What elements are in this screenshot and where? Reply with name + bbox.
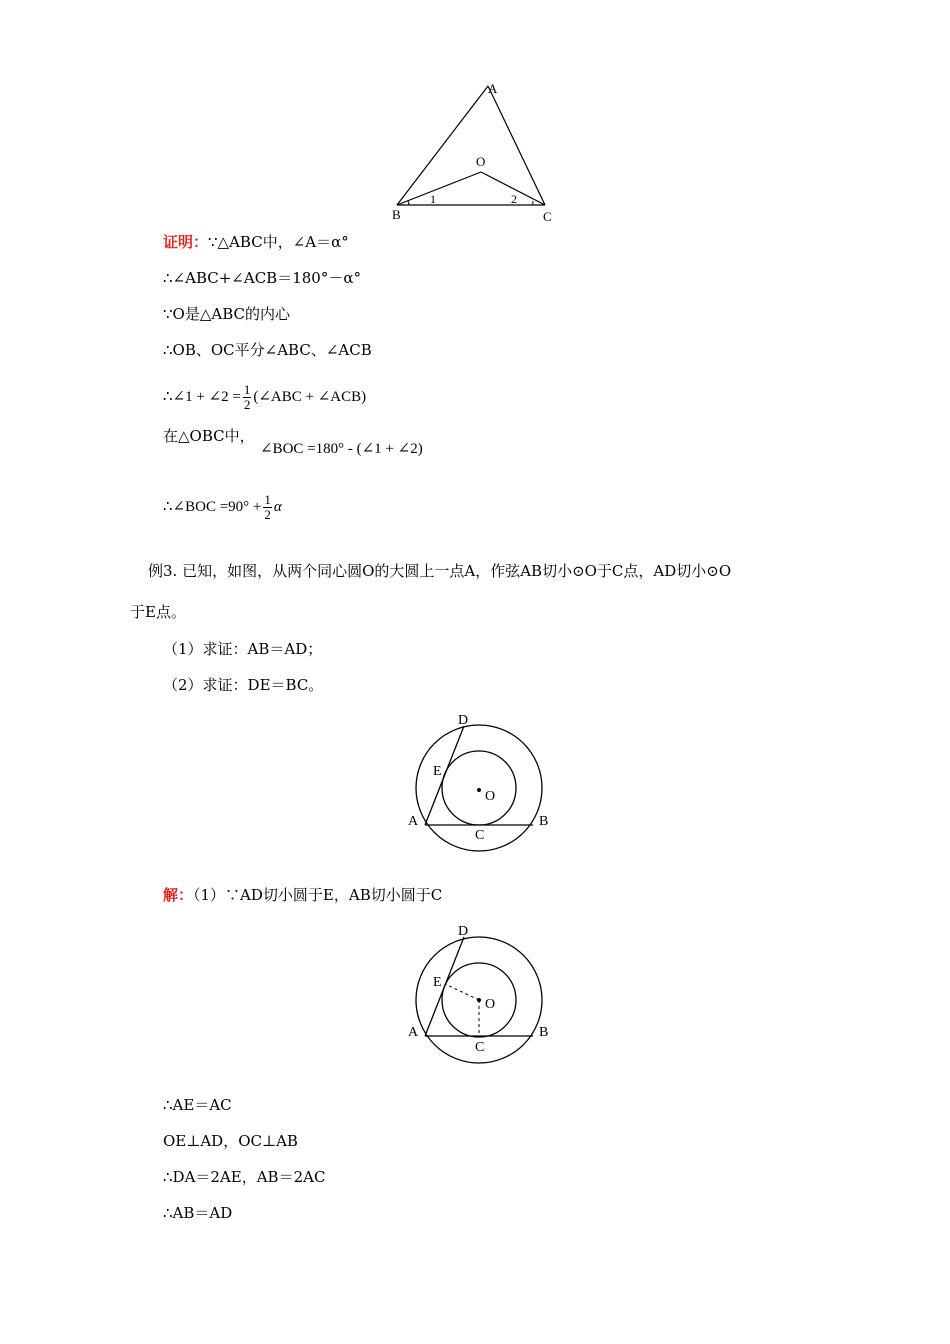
label-a: A [408,814,419,829]
label-e: E [433,764,442,779]
label-a: A [488,81,498,96]
example3-line-2: 于E点。 [130,603,186,621]
proof-line-3: ∵O是△ABC的内心 [163,305,290,323]
formula-7-post: α [273,499,282,515]
solution-label: 解： [163,886,194,904]
label-angle-2: 2 [511,192,517,206]
solution-line-2: ∴AE＝AC [163,1096,232,1114]
solution-text-1: （1）∵AD切小圆于E，AB切小圆于C [193,886,443,904]
chord-ad [425,937,464,1036]
proof-line-5 [163,380,366,414]
chord-ad [425,726,464,825]
proof-line-4: ∴OB、OC平分∠ABC、∠ACB [163,341,372,359]
label-b: B [539,814,549,829]
label-b: B [392,207,401,222]
fraction-numerator-2: 1 [264,492,271,508]
label-d: D [458,924,469,939]
solution-line-5: ∴AB＝AD [163,1204,233,1222]
solution-line-1 [163,885,442,905]
fraction-numerator: 1 [243,382,251,398]
radius-oe [445,984,479,1000]
fraction-half-2 [263,493,272,522]
example3-question-1: （1）求证：AB＝AD； [163,640,323,658]
label-o: O [485,997,496,1012]
concentric-circles-figure [400,708,560,858]
label-angle-1: 1 [430,192,436,206]
fraction-denominator: 2 [243,397,251,413]
center-point [477,998,481,1002]
fraction-half [243,383,252,412]
label-c: C [543,209,552,224]
proof-text-1: ∵△ABC中，∠A＝α° [208,233,349,251]
label-d: D [458,713,469,728]
label-a: A [408,1025,419,1040]
label-c: C [475,1040,485,1055]
solution-line-4: ∴DA＝2AE，AB＝2AC [163,1168,326,1186]
example3-question-2: （2）求证：DE＝BC。 [163,676,324,694]
proof-line-2: ∴∠ABC+∠ACB＝180°－α° [163,269,361,287]
label-b: B [539,1025,549,1040]
formula-5-post: (∠ABC + ∠ACB) [253,389,367,405]
label-o: O [485,789,496,804]
fraction-denominator-2: 2 [264,507,271,523]
label-o: O [476,154,486,169]
proof-line-6-formula: ∠BOC =180° - (∠1 + ∠2) [260,441,423,457]
proof-line-6-label: 在△OBC中， [163,427,255,445]
label-e: E [433,975,442,990]
side-ac [488,86,545,205]
proof-line-7 [163,490,282,524]
proof-label: 证明： [163,233,209,251]
formula-5-pre: ∴∠1 + ∠2 = [163,389,241,405]
formula-7-pre: ∴∠BOC =90° + [163,499,262,515]
solution-line-3: OE⊥AD，OC⊥AB [163,1132,298,1150]
label-c: C [475,828,485,843]
concentric-circles-radii-figure [400,918,560,1068]
center-point [477,788,481,792]
proof-line-1 [163,232,349,252]
angle-arc-1 [408,201,409,205]
example3-line-1: 例3. 已知，如图，从两个同心圆O的大圆上一点A，作弦AB切小⊙O于C点，AD切小⊙O [148,562,732,580]
triangle-figure [388,80,568,225]
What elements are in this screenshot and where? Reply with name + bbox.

TASK DESCRIPTION: Recast every line of the records above as a JSON list of strings, one string per line, leaving out blank lines and any picture placeholders.

FINAL ANSWER:
[
  "What elements are in this screenshot and where? Reply with name + bbox.",
  "label-a: A [408,814,419,829]",
  "label-e: E [433,764,442,779]",
  "label-a: A [488,81,498,96]",
  "example3-line-2: 于E点。 [130,603,186,621]",
  "proof-line-3: ∵O是△ABC的内心 [163,305,290,323]",
  "formula-7-post: α [273,499,282,515]",
  "solution-label: 解： [163,886,194,904]",
  "label-angle-2: 2 [511,192,517,206]",
  "solution-line-2: ∴AE＝AC [163,1096,232,1114]",
  "solution-text-1: （1）∵AD切小圆于E，AB切小圆于C [193,886,443,904]",
  "chord-ad [425,937,464,1036]",
  "proof-line-5 [163,380,366,414]",
  "chord-ad [425,726,464,825]",
  "proof-line-4: ∴OB、OC平分∠ABC、∠ACB [163,341,372,359]",
  "label-b: B [539,814,549,829]",
  "label-b: B [392,207,401,222]",
  "fraction-numerator-2: 1 [264,492,271,508]",
  "label-d: D [458,924,469,939]",
  "solution-line-5: ∴AB＝AD [163,1204,233,1222]",
  "solution-line-1 [163,885,442,905]",
  "fraction-numerator: 1 [243,382,251,398]",
  "radius-oe [445,984,479,1000]",
  "fraction-half-2 [263,493,272,522]",
  "example3-question-1: （1）求证：AB＝AD； [163,640,323,658]",
  "label-o: O [485,997,496,1012]",
  "concentric-circles-figure [400,708,560,858]",
  "label-angle-1: 1 [430,192,436,206]",
  "fraction-denominator: 2 [243,397,251,413]",
  "center-point [477,998,481,1002]",
  "fraction-half [243,383,252,412]",
  "label-c: C [543,209,552,224]",
  "proof-text-1: ∵△ABC中，∠A＝α° [208,233,349,251]",
  "label-d: D [458,713,469,728]",
  "label-a: A [408,1025,419,1040]",
  "label-c: C [475,1040,485,1055]",
  "solution-line-4: ∴DA＝2AE，AB＝2AC [163,1168,326,1186]",
  "example3-question-2: （2）求证：DE＝BC。 [163,676,324,694]",
  "proof-line-2: ∴∠ABC+∠ACB＝180°－α° [163,269,361,287]",
  "label-b: B [539,1025,549,1040]",
  "formula-5-post: (∠ABC + ∠ACB) [253,389,367,405]",
  "label-o: O [485,789,496,804]",
  "fraction-denominator-2: 2 [264,507,271,523]",
  "label-o: O [476,154,486,169]",
  "proof-line-6-formula: ∠BOC =180° - (∠1 + ∠2) [260,441,423,457]",
  "proof-line-6-label: 在△OBC中， [163,427,255,445]",
  "label-e: E [433,975,442,990]",
  "side-ac [488,86,545,205]",
  "proof-line-7 [163,490,282,524]",
  "proof-label: 证明： [163,233,209,251]",
  "formula-5-pre: ∴∠1 + ∠2 = [163,389,241,405]",
  "formula-7-pre: ∴∠BOC =90° + [163,499,262,515]",
  "solution-line-3: OE⊥AD，OC⊥AB [163,1132,298,1150]",
  "label-c: C [475,828,485,843]",
  "concentric-circles-radii-figure [400,918,560,1068]",
  "center-point [477,788,481,792]",
  "proof-line-1 [163,232,349,252]",
  "angle-arc-1 [408,201,409,205]",
  "example3-line-1: 例3. 已知，如图，从两个同心圆O的大圆上一点A，作弦AB切小⊙O于C点，AD切小⊙O [148,562,732,580]",
  "triangle-figure [388,80,568,225]",
  "What elements are in this screenshot and where? Reply with name + bbox."
]